#### WHAT YOU ARE ASKED TO DO
Repeat all the material exactly; pictures stay out of your copy.

-=-=-

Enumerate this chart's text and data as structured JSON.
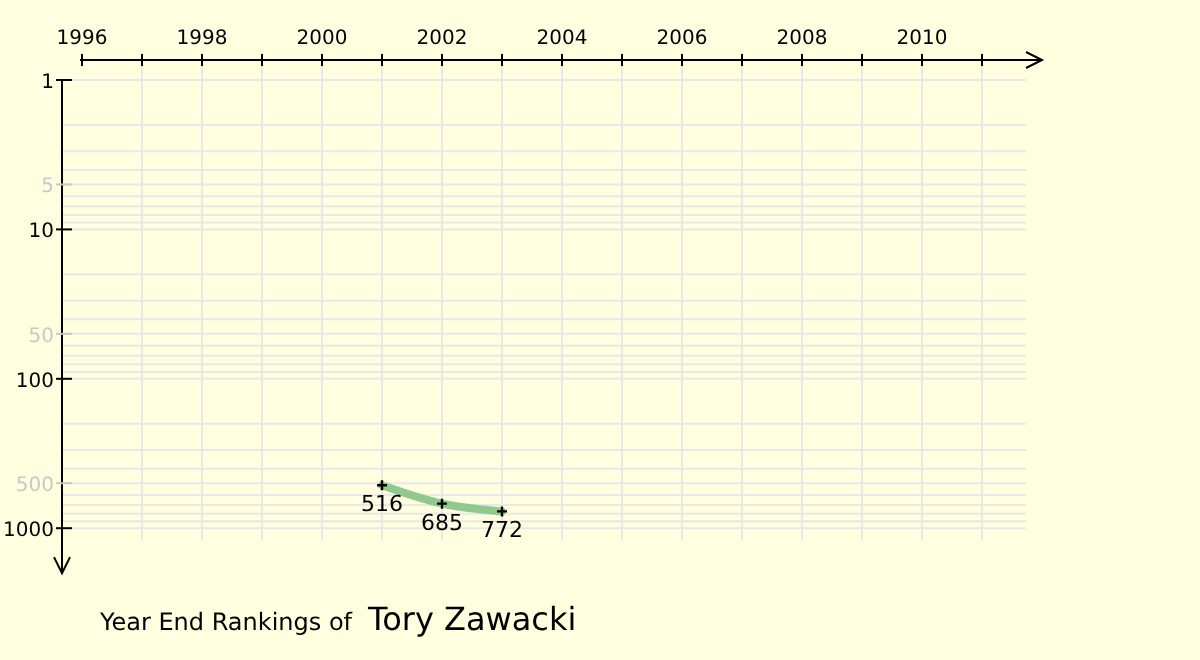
{
  "chart_data": {
    "type": "line",
    "title": "Year End Rankings of",
    "subtitle": "Tory Zawacki",
    "x": [
      2001,
      2002,
      2003
    ],
    "series": [
      {
        "color": "#90c890",
        "values": [
          516,
          685,
          772
        ]
      }
    ],
    "xlim": [
      1996,
      2012
    ],
    "xticks": [
      1996,
      {
        "value": 1997,
        "label": null
      },
      1998,
      {
        "value": 1999,
        "label": null
      },
      2000,
      {
        "value": 2001,
        "label": null
      },
      2002,
      {
        "value": 2003,
        "label": null
      },
      2004,
      {
        "value": 2005,
        "label": null
      },
      2006,
      {
        "value": 2007,
        "label": null
      },
      2008,
      {
        "value": 2009,
        "label": null
      },
      2010,
      {
        "value": 2011,
        "label": null
      }
    ],
    "ylim": [
      2000,
      1
    ],
    "yticks": [
      1,
      5,
      10,
      50,
      100,
      500,
      1000
    ],
    "log": "y",
    "grid": true,
    "marker": "cross",
    "data_labels": true,
    "line_style": "solid"
  }
}
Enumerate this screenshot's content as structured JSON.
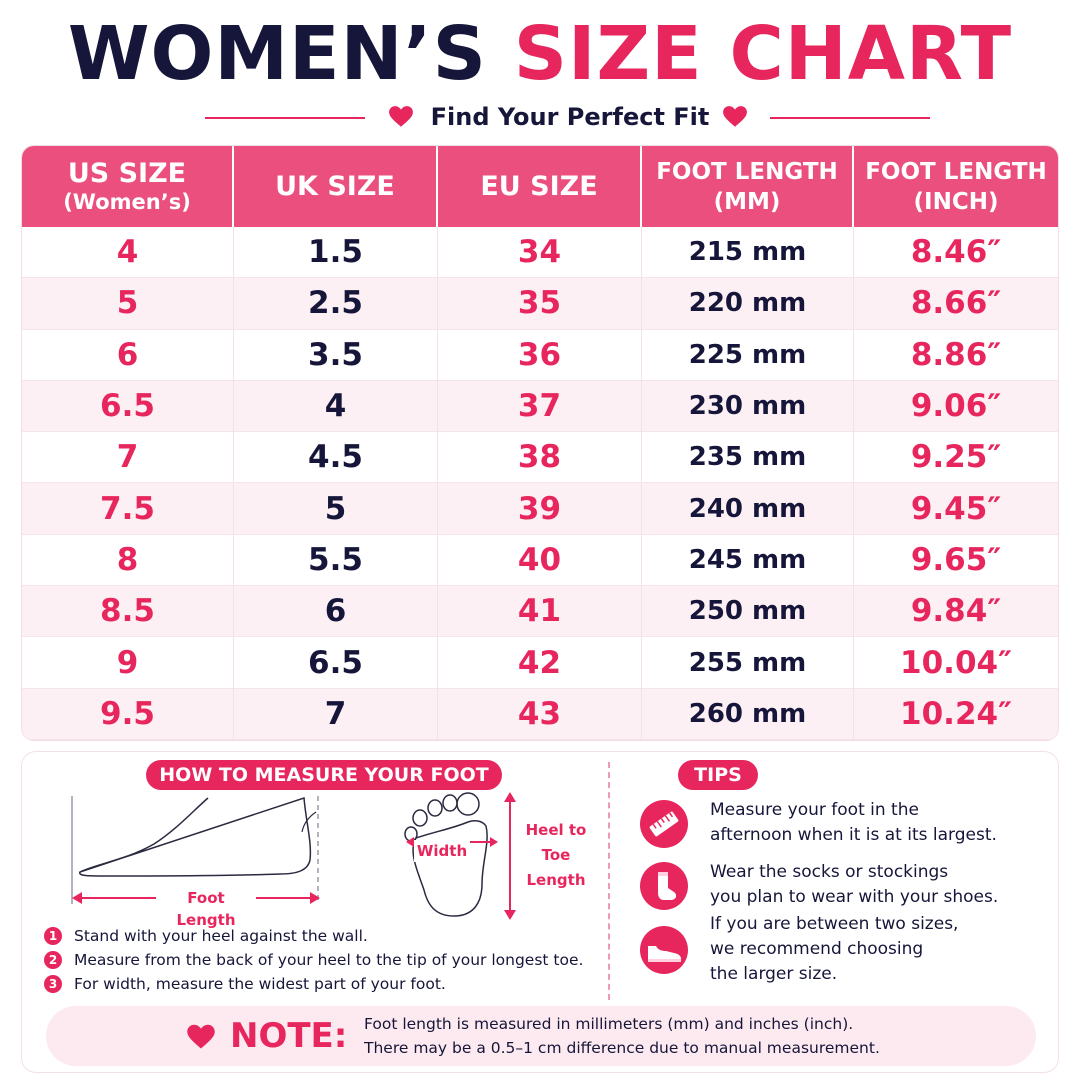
{
  "header": {
    "title_part1": "WOMEN’S",
    "title_part2": "SIZE CHART",
    "subtitle": "Find Your Perfect Fit"
  },
  "colors": {
    "accent": "#e8265e",
    "header_bg": "#ea4f7e",
    "navy": "#16163a",
    "stripe": "#fdf0f4"
  },
  "table": {
    "headers": [
      {
        "line1": "US SIZE",
        "line2": "(Women’s)"
      },
      {
        "line1": "UK SIZE",
        "line2": ""
      },
      {
        "line1": "EU SIZE",
        "line2": ""
      },
      {
        "line1": "FOOT LENGTH",
        "line2": "(MM)"
      },
      {
        "line1": "FOOT LENGTH",
        "line2": "(INCH)"
      }
    ],
    "rows": [
      [
        "4",
        "1.5",
        "34",
        "215 mm",
        "8.46″"
      ],
      [
        "5",
        "2.5",
        "35",
        "220 mm",
        "8.66″"
      ],
      [
        "6",
        "3.5",
        "36",
        "225 mm",
        "8.86″"
      ],
      [
        "6.5",
        "4",
        "37",
        "230 mm",
        "9.06″"
      ],
      [
        "7",
        "4.5",
        "38",
        "235 mm",
        "9.25″"
      ],
      [
        "7.5",
        "5",
        "39",
        "240 mm",
        "9.45″"
      ],
      [
        "8",
        "5.5",
        "40",
        "245 mm",
        "9.65″"
      ],
      [
        "8.5",
        "6",
        "41",
        "250 mm",
        "9.84″"
      ],
      [
        "9",
        "6.5",
        "42",
        "255 mm",
        "10.04″"
      ],
      [
        "9.5",
        "7",
        "43",
        "260 mm",
        "10.24″"
      ]
    ]
  },
  "measure": {
    "title": "HOW TO MEASURE YOUR FOOT",
    "foot_length_label": "Foot Length",
    "width_label": "Width",
    "heel_to_toe_lines": [
      "Heel to",
      "Toe",
      "Length"
    ],
    "steps": [
      {
        "num": "1",
        "text": "Stand with your heel against the wall."
      },
      {
        "num": "2",
        "text": "Measure from the back of your heel to the tip of your longest toe."
      },
      {
        "num": "3",
        "text": "For width, measure the widest part of your foot."
      }
    ]
  },
  "tips": {
    "title": "TIPS",
    "items": [
      {
        "icon": "ruler-icon",
        "line1": "Measure your foot in the",
        "line2": "afternoon when it is at its largest.",
        "line3": ""
      },
      {
        "icon": "sock-icon",
        "line1": "Wear the socks or stockings",
        "line2": "you plan to wear with your shoes.",
        "line3": ""
      },
      {
        "icon": "shoe-icon",
        "line1": "If you are between two sizes,",
        "line2": "we recommend choosing",
        "line3": "the larger size."
      }
    ]
  },
  "note": {
    "label": "NOTE:",
    "line1": "Foot length is measured in millimeters (mm) and inches (inch).",
    "line2": "There may be a 0.5–1 cm difference due to manual measurement."
  }
}
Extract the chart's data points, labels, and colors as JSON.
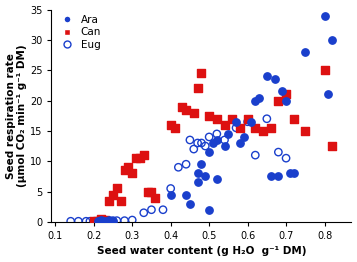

-=-=-

#### IN RESPONSE
Enumerate this chart's text and data as structured JSON.
{
  "chart_data": {
    "type": "line",
    "title": "Year End Rankings of",
    "subtitle": "Tory Zawacki",
    "x": [
      2001,
      2002,
      2003
    ],
    "series": [
      {
        "color": "#90c890",
        "values": [
          516,
          685,
          772
        ]
      }
    ],
    "xlim": [
      1996,
      2012
    ],
    "xticks": [
      1996,
      {
        "value": 1997,
        "label": null
      },
      1998,
      {
        "value": 1999,
        "label": null
      },
      2000,
      {
        "value": 2001,
        "label": null
      },
      2002,
      {
        "value": 2003,
        "label": null
      },
      2004,
      {
        "value": 2005,
        "label": null
      },
      2006,
      {
        "value": 2007,
        "label": null
      },
      2008,
      {
        "value": 2009,
        "label": null
      },
      2010,
      {
        "value": 2011,
        "label": null
      }
    ],
    "ylim": [
      2000,
      1
    ],
    "yticks": [
      1,
      5,
      10,
      50,
      100,
      500,
      1000
    ],
    "log": "y",
    "grid": true,
    "marker": "cross",
    "data_labels": true,
    "line_style": "solid"
  }
}
Enumerate this screenshot's content as structured JSON.
{
  "header": {
    "title_part1": "WOMEN’S",
    "title_part2": "SIZE CHART",
    "subtitle": "Find Your Perfect Fit"
  },
  "colors": {
    "accent": "#e8265e",
    "header_bg": "#ea4f7e",
    "navy": "#16163a",
    "stripe": "#fdf0f4"
  },
  "table": {
    "headers": [
      {
        "line1": "US SIZE",
        "line2": "(Women’s)"
      },
      {
        "line1": "UK SIZE",
        "line2": ""
      },
      {
        "line1": "EU SIZE",
        "line2": ""
      },
      {
        "line1": "FOOT LENGTH",
        "line2": "(MM)"
      },
      {
        "line1": "FOOT LENGTH",
        "line2": "(INCH)"
      }
    ],
    "rows": [
      [
        "4",
        "1.5",
        "34",
        "215 mm",
        "8.46″"
      ],
      [
        "5",
        "2.5",
        "35",
        "220 mm",
        "8.66″"
      ],
      [
        "6",
        "3.5",
        "36",
        "225 mm",
        "8.86″"
      ],
      [
        "6.5",
        "4",
        "37",
        "230 mm",
        "9.06″"
      ],
      [
        "7",
        "4.5",
        "38",
        "235 mm",
        "9.25″"
      ],
      [
        "7.5",
        "5",
        "39",
        "240 mm",
        "9.45″"
      ],
      [
        "8",
        "5.5",
        "40",
        "245 mm",
        "9.65″"
      ],
      [
        "8.5",
        "6",
        "41",
        "250 mm",
        "9.84″"
      ],
      [
        "9",
        "6.5",
        "42",
        "255 mm",
        "10.04″"
      ],
      [
        "9.5",
        "7",
        "43",
        "260 mm",
        "10.24″"
      ]
    ]
  },
  "measure": {
    "title": "HOW TO MEASURE YOUR FOOT",
    "foot_length_label": "Foot Length",
    "width_label": "Width",
    "heel_to_toe_lines": [
      "Heel to",
      "Toe",
      "Length"
    ],
    "steps": [
      {
        "num": "1",
        "text": "Stand with your heel against the wall."
      },
      {
        "num": "2",
        "text": "Measure from the back of your heel to the tip of your longest toe."
      },
      {
        "num": "3",
        "text": "For width, measure the widest part of your foot."
      }
    ]
  },
  "tips": {
    "title": "TIPS",
    "items": [
      {
        "icon": "ruler-icon",
        "line1": "Measure your foot in the",
        "line2": "afternoon when it is at its largest.",
        "line3": ""
      },
      {
        "icon": "sock-icon",
        "line1": "Wear the socks or stockings",
        "line2": "you plan to wear with your shoes.",
        "line3": ""
      },
      {
        "icon": "shoe-icon",
        "line1": "If you are between two sizes,",
        "line2": "we recommend choosing",
        "line3": "the larger size."
      }
    ]
  },
  "note": {
    "label": "NOTE:",
    "line1": "Foot length is measured in millimeters (mm) and inches (inch).",
    "line2": "There may be a 0.5–1 cm difference due to manual measurement."
  }
}
Extract the chart's data points, labels, and colors as JSON.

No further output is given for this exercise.